+++ Dataset rows +++

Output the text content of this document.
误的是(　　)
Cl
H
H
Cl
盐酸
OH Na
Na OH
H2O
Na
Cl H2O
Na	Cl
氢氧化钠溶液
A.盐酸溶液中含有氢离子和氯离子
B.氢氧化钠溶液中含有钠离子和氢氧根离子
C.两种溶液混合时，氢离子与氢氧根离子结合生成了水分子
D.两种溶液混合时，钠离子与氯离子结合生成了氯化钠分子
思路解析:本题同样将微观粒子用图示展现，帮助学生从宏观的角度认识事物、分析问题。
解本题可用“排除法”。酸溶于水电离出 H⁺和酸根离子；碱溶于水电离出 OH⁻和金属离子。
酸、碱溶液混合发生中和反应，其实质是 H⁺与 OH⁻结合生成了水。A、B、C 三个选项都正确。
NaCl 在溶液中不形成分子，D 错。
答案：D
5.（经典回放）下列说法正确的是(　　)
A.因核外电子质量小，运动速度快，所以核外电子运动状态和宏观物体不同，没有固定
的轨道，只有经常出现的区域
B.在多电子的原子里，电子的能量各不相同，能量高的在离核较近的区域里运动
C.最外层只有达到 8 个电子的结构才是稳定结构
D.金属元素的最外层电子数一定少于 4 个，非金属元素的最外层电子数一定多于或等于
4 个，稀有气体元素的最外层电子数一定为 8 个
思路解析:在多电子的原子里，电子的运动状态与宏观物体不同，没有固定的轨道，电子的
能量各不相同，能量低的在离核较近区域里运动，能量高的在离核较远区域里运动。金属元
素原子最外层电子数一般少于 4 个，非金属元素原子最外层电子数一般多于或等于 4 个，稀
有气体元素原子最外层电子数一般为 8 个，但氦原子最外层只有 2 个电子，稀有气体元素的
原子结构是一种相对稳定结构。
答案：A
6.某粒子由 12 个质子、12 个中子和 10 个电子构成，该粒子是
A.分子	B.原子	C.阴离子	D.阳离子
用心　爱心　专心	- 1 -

+++

Directions :: Pick out the lines containing the word "在多电子的原子里" and show them.

Reply to the task ::
B.在多电子的原子里，电子的能量各不相同，能量高的在离核较近的区域里运动
思路解析:在多电子的原子里，电子的运动状态与宏观物体不同，没有固定的轨道，电子的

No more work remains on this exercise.